DIRECTIVE:
Show, in full, each line of the data that contains "denna".

EXCERPTED RECORDS:
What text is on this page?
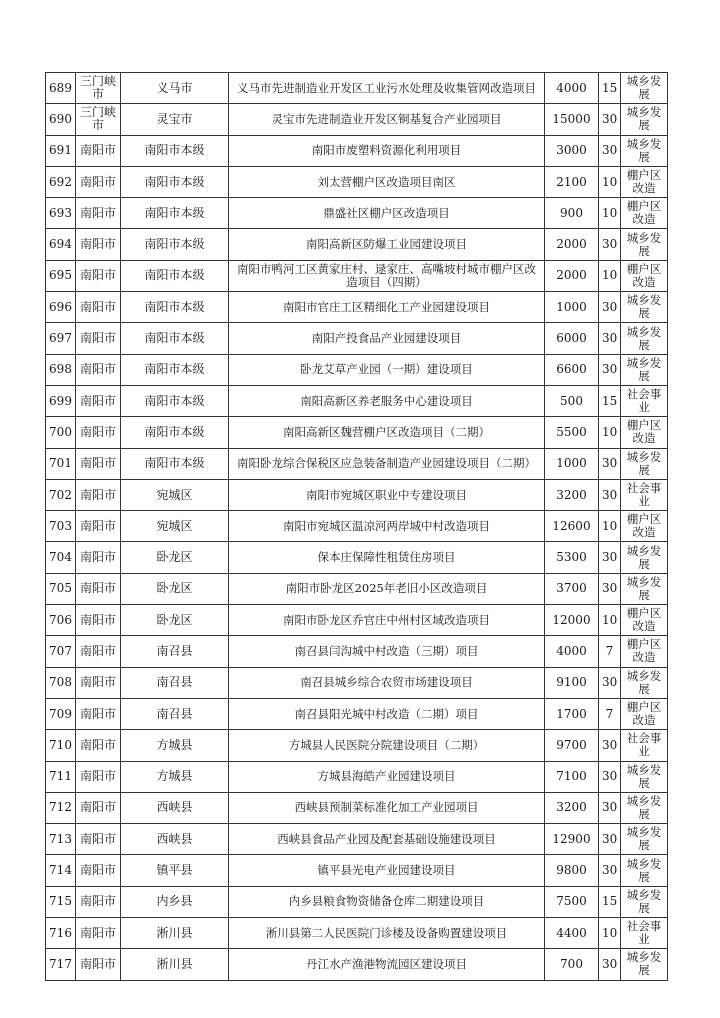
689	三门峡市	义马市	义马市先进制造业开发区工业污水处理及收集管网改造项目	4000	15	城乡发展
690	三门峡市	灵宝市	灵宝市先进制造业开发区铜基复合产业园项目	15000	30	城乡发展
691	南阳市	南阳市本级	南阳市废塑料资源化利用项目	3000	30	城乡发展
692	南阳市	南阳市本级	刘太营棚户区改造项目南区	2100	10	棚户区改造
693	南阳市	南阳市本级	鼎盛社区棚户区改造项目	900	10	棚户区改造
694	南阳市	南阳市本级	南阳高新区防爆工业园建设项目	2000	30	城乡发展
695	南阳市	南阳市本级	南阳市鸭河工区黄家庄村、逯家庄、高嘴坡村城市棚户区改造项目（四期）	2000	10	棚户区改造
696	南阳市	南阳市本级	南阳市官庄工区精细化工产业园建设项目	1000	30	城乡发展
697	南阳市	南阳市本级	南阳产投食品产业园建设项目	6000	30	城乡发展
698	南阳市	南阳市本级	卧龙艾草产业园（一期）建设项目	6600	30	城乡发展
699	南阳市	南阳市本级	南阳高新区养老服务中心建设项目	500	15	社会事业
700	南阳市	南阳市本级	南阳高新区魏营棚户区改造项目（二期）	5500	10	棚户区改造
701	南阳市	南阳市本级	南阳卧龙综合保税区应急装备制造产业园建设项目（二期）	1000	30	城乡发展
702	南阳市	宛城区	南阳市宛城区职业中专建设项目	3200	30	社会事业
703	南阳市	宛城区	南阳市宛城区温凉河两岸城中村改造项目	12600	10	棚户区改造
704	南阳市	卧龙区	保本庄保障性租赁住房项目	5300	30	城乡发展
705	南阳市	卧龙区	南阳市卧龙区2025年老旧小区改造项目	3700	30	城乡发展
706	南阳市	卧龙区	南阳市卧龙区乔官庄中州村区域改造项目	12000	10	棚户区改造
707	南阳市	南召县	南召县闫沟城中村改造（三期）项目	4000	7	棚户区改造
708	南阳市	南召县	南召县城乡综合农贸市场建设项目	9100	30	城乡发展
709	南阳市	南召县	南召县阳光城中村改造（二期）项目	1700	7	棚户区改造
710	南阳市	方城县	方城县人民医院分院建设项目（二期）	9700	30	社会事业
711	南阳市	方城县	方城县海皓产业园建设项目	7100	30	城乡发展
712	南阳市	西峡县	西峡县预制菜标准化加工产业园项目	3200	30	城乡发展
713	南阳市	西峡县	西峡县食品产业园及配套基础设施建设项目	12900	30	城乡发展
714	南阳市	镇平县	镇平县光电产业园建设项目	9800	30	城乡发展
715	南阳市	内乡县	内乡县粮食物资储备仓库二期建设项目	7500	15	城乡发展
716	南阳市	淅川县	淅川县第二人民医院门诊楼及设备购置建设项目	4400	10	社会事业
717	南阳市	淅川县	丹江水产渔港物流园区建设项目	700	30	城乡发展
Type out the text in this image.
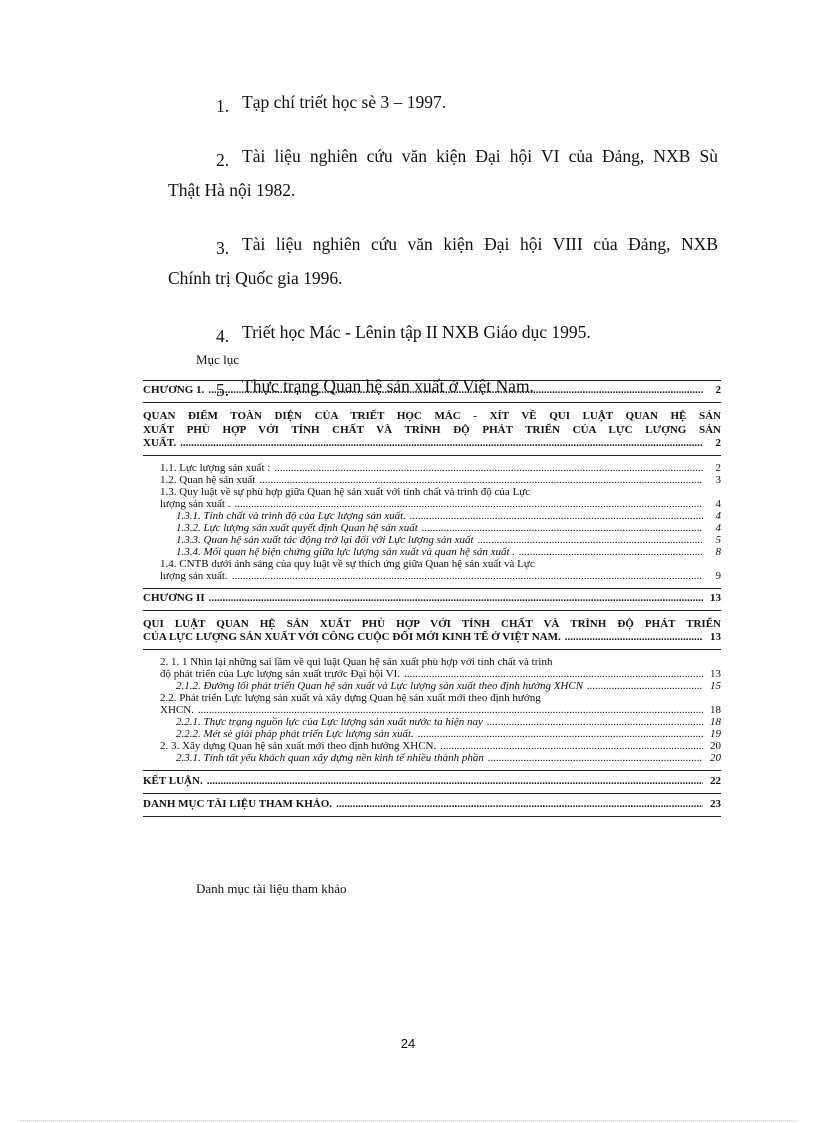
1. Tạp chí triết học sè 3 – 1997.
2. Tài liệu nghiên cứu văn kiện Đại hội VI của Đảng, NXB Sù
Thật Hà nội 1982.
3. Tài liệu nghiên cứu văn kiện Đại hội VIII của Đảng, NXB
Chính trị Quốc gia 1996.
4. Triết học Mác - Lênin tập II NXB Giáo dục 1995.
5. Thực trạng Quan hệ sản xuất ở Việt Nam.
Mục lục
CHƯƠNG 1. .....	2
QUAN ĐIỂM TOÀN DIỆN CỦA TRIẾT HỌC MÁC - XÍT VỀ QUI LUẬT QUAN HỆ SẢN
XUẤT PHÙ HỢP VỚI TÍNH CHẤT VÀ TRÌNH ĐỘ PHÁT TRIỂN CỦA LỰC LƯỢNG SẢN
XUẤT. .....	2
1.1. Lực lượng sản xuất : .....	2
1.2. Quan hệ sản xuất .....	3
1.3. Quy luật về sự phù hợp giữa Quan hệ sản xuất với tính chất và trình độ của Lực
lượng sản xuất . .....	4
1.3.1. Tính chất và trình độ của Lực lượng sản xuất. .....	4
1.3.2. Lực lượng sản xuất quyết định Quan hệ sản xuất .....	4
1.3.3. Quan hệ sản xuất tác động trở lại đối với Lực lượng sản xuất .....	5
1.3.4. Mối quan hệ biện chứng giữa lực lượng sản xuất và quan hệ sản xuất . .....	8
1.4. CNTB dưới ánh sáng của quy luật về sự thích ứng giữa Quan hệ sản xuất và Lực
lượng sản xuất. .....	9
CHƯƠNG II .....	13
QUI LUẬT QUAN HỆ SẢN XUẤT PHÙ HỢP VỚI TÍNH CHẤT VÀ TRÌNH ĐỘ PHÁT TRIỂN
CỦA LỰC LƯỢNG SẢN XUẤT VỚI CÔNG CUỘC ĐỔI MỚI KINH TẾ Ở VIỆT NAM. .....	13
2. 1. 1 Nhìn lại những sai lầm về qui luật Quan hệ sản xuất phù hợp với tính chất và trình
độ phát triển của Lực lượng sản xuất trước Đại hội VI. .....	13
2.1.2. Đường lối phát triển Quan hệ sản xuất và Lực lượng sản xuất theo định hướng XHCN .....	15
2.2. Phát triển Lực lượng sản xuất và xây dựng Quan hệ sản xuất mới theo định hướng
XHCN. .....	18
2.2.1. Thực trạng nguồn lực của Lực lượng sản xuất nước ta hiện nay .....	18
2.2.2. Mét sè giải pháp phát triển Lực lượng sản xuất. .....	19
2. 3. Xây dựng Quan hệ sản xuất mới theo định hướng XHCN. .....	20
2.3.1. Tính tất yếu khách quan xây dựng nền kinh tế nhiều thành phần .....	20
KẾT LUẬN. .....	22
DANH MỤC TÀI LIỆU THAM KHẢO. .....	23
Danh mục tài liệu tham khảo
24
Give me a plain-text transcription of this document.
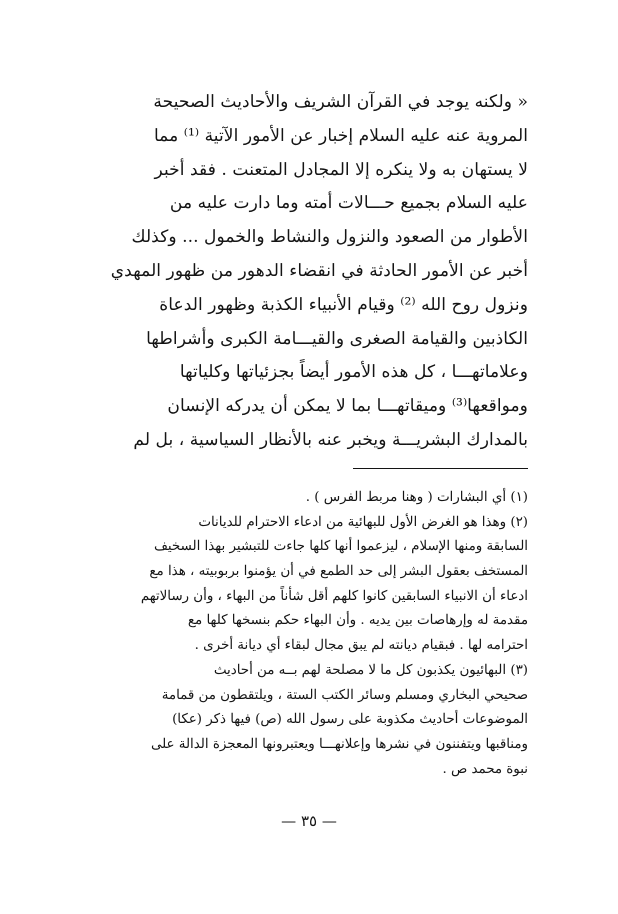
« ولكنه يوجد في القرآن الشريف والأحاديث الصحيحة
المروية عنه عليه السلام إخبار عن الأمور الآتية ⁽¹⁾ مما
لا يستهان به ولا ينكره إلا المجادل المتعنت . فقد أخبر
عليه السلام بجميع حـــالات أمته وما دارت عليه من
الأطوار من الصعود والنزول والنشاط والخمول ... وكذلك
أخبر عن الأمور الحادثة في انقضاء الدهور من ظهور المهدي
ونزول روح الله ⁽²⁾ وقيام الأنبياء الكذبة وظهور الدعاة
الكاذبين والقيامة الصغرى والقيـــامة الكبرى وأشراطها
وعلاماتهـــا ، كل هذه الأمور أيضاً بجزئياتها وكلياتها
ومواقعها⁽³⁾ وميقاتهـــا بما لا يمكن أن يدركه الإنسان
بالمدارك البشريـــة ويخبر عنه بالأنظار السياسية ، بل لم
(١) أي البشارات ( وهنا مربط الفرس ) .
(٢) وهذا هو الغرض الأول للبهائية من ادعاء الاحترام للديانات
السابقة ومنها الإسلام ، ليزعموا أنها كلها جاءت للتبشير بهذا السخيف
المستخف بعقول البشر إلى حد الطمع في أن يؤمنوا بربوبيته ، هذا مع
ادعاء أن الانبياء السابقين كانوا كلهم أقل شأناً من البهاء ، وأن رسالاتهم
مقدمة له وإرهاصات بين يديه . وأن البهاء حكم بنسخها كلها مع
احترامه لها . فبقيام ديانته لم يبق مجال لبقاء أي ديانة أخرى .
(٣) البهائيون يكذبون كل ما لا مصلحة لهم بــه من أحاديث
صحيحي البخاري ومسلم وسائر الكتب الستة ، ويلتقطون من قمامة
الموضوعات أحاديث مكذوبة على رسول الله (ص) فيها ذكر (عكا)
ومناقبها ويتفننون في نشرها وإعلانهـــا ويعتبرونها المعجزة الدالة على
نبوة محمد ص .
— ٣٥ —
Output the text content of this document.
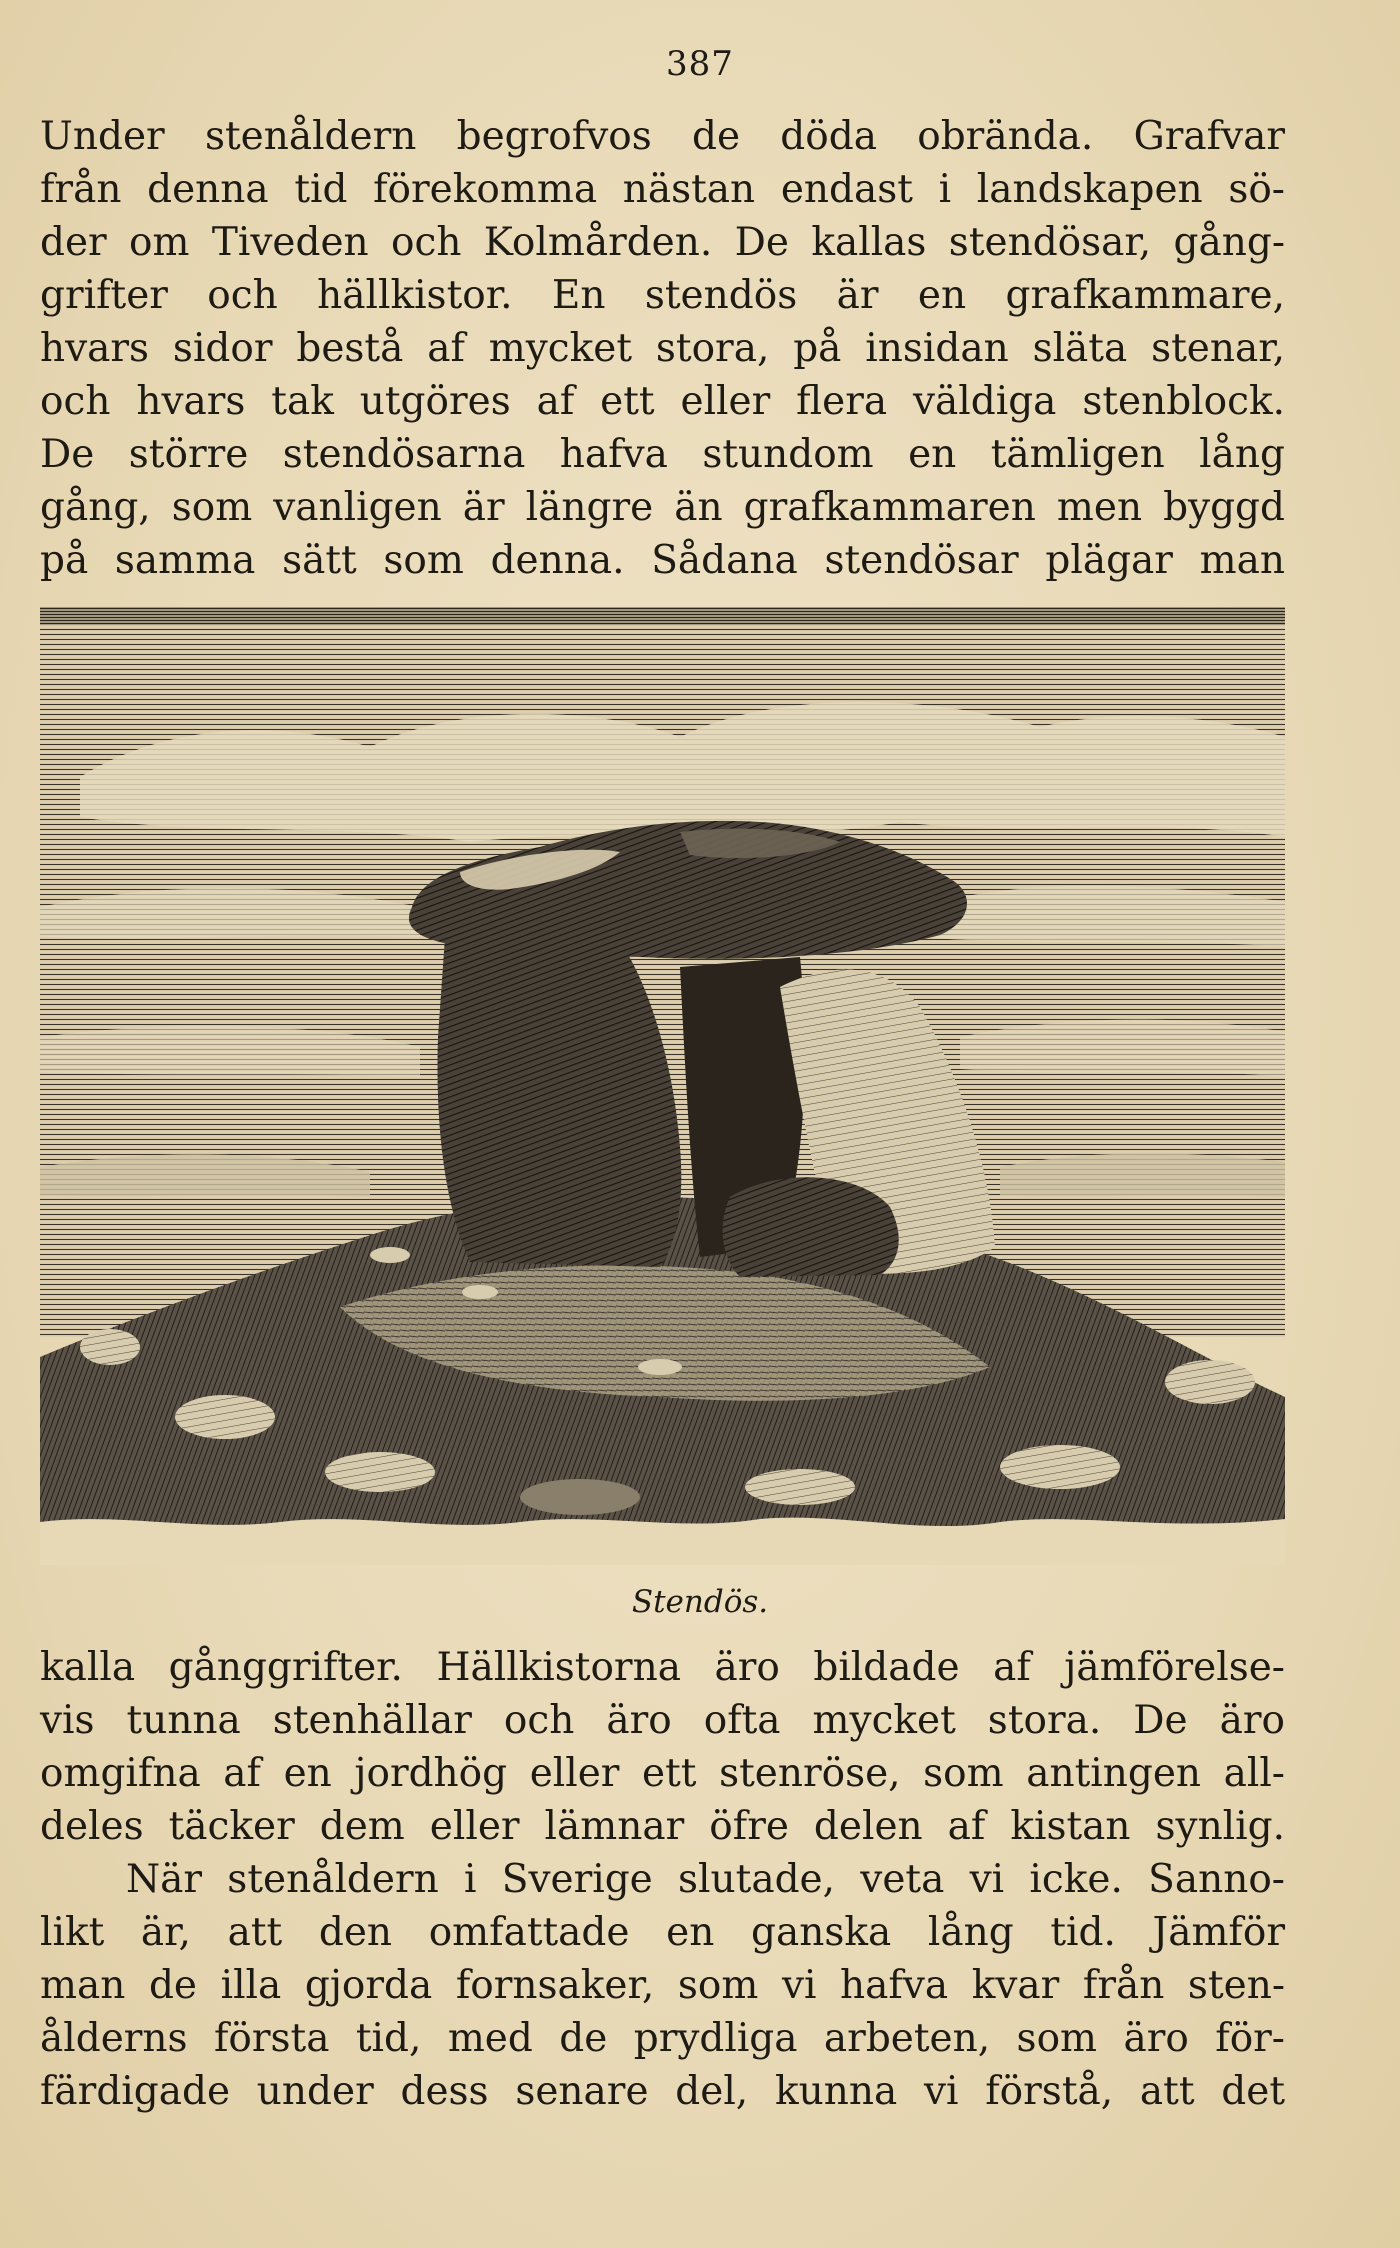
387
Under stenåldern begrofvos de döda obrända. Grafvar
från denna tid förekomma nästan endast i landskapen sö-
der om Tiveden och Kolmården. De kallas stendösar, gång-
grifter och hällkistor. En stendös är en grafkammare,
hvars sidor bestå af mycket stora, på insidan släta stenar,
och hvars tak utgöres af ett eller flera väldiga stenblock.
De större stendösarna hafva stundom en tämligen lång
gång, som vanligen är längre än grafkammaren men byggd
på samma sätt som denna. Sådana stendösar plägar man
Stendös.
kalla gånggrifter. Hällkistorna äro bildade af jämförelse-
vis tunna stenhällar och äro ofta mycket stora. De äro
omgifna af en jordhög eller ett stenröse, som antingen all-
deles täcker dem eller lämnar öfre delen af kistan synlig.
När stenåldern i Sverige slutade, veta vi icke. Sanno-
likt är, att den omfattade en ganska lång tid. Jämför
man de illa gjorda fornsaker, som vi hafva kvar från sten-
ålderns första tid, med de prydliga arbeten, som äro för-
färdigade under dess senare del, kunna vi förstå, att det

EXERCISE RESPONSE:
från denna tid förekomma nästan endast i landskapen sö-
på samma sätt som denna. Sådana stendösar plägar man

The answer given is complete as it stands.